## Start

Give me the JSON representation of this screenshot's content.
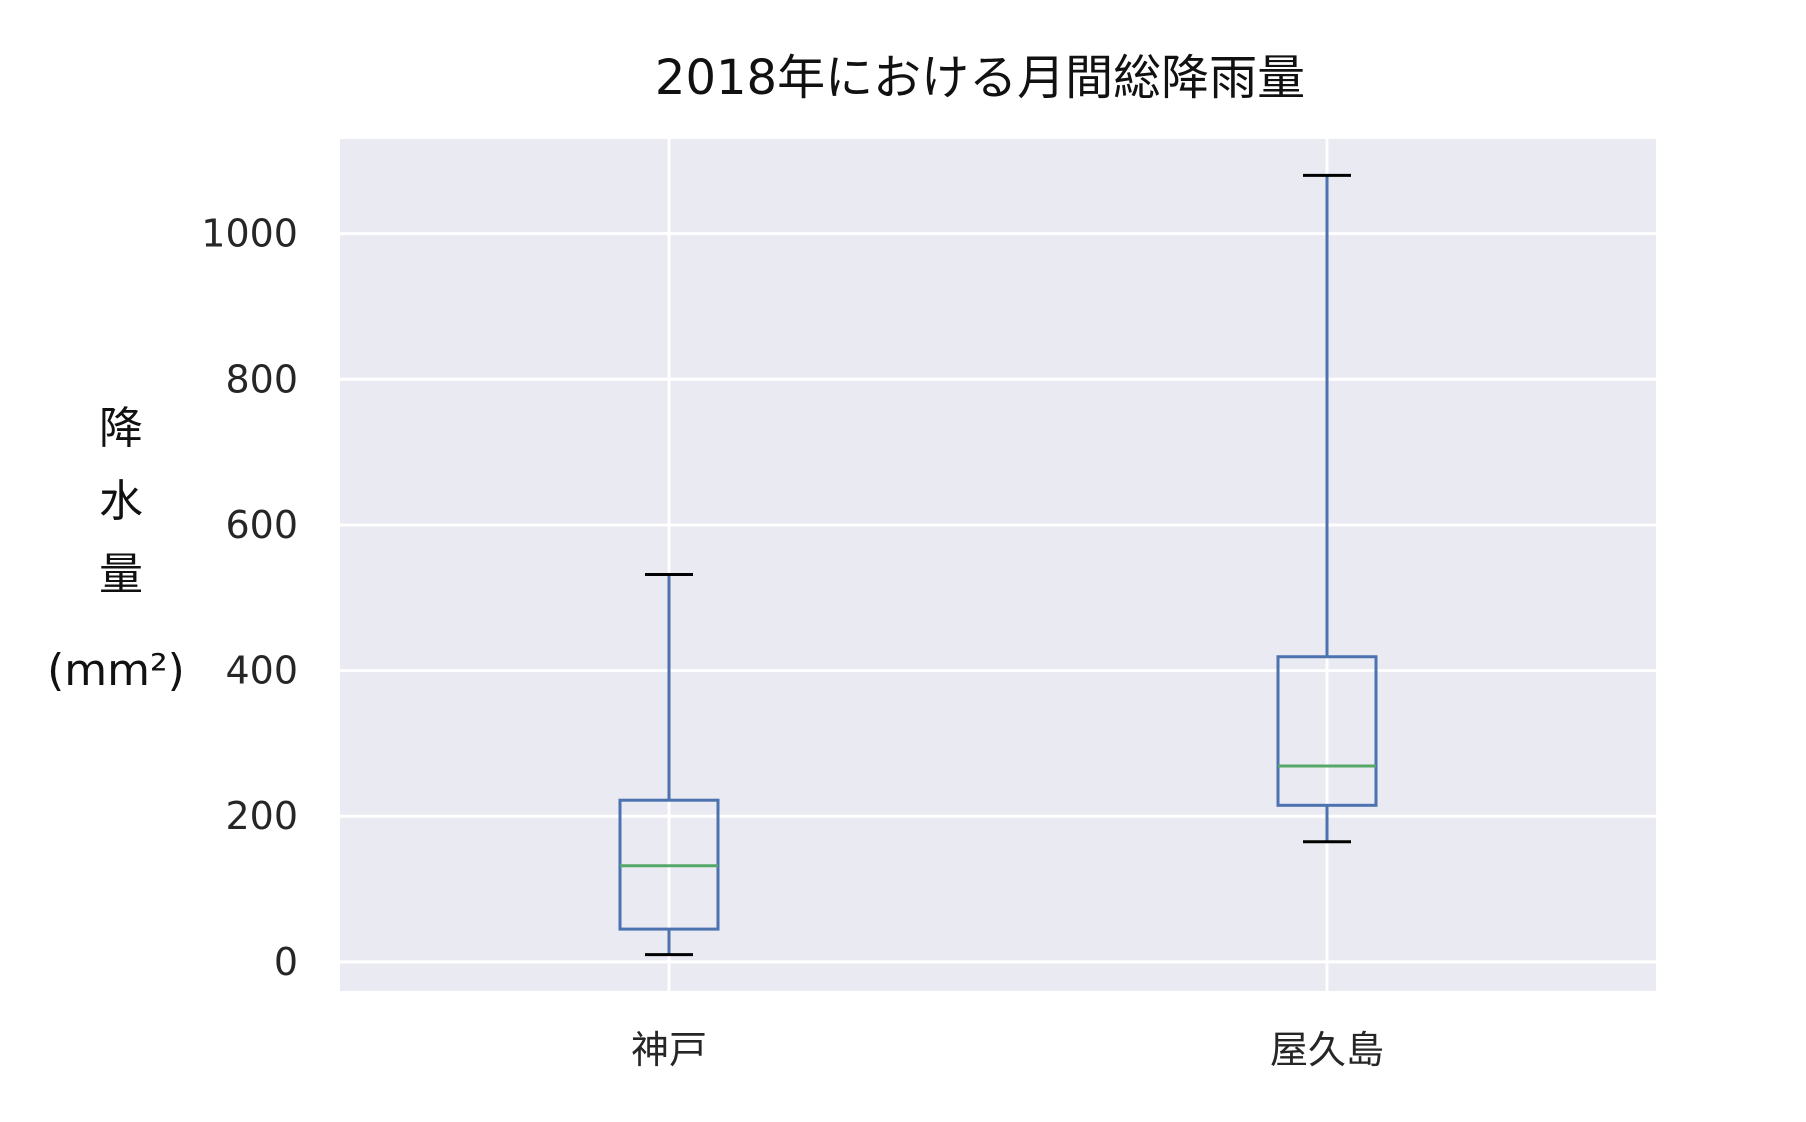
{
  "chart_data": {
    "type": "box",
    "title": "2018年における月間総降雨量",
    "xlabel": "",
    "ylabel": [
      "降",
      "水",
      "量",
      "(mm²)"
    ],
    "categories": [
      "神戸",
      "屋久島"
    ],
    "boxes": [
      {
        "category": "神戸",
        "whisker_low": 10,
        "q1": 45,
        "median": 132,
        "q3": 222,
        "whisker_high": 532
      },
      {
        "category": "屋久島",
        "whisker_low": 165,
        "q1": 215,
        "median": 269,
        "q3": 419,
        "whisker_high": 1080
      }
    ],
    "ylim": [
      -40,
      1130
    ],
    "yticks": [
      0,
      200,
      400,
      600,
      800,
      1000
    ],
    "ytick_labels": [
      "0",
      "200",
      "400",
      "600",
      "800",
      "1000"
    ],
    "grid": true,
    "legend": "none"
  },
  "colors": {
    "plot_background": "#eaeaf2",
    "grid": "#ffffff",
    "box": "#4c72b0",
    "median": "#55a868",
    "whisker_cap": "#000000"
  }
}
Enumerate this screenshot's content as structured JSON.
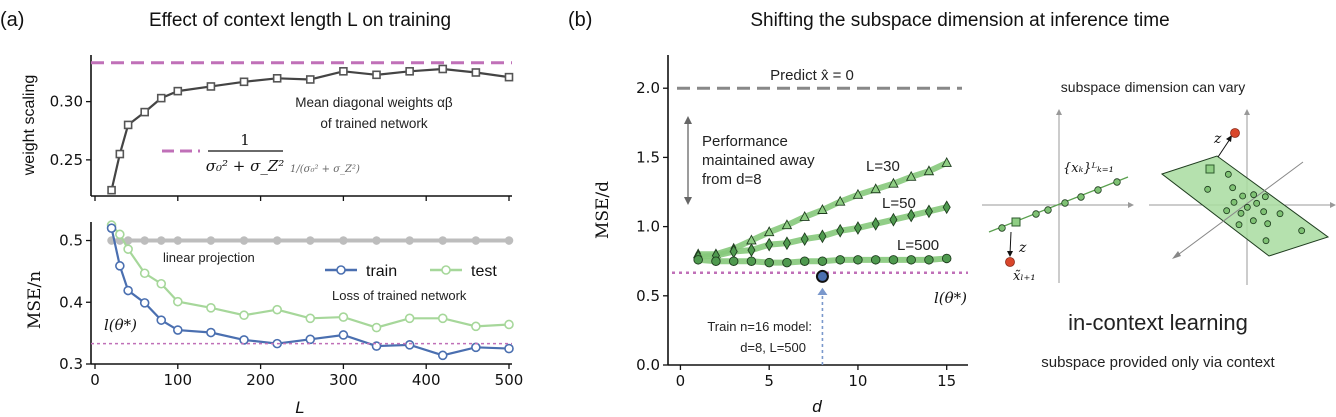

## End

__Problem__:
Take each line of the material that contains the word "this" and list it.

__Response below__:
Give me the JSON representation of this screenshot's content.
Enumerate this screenshot's content as structured JSON.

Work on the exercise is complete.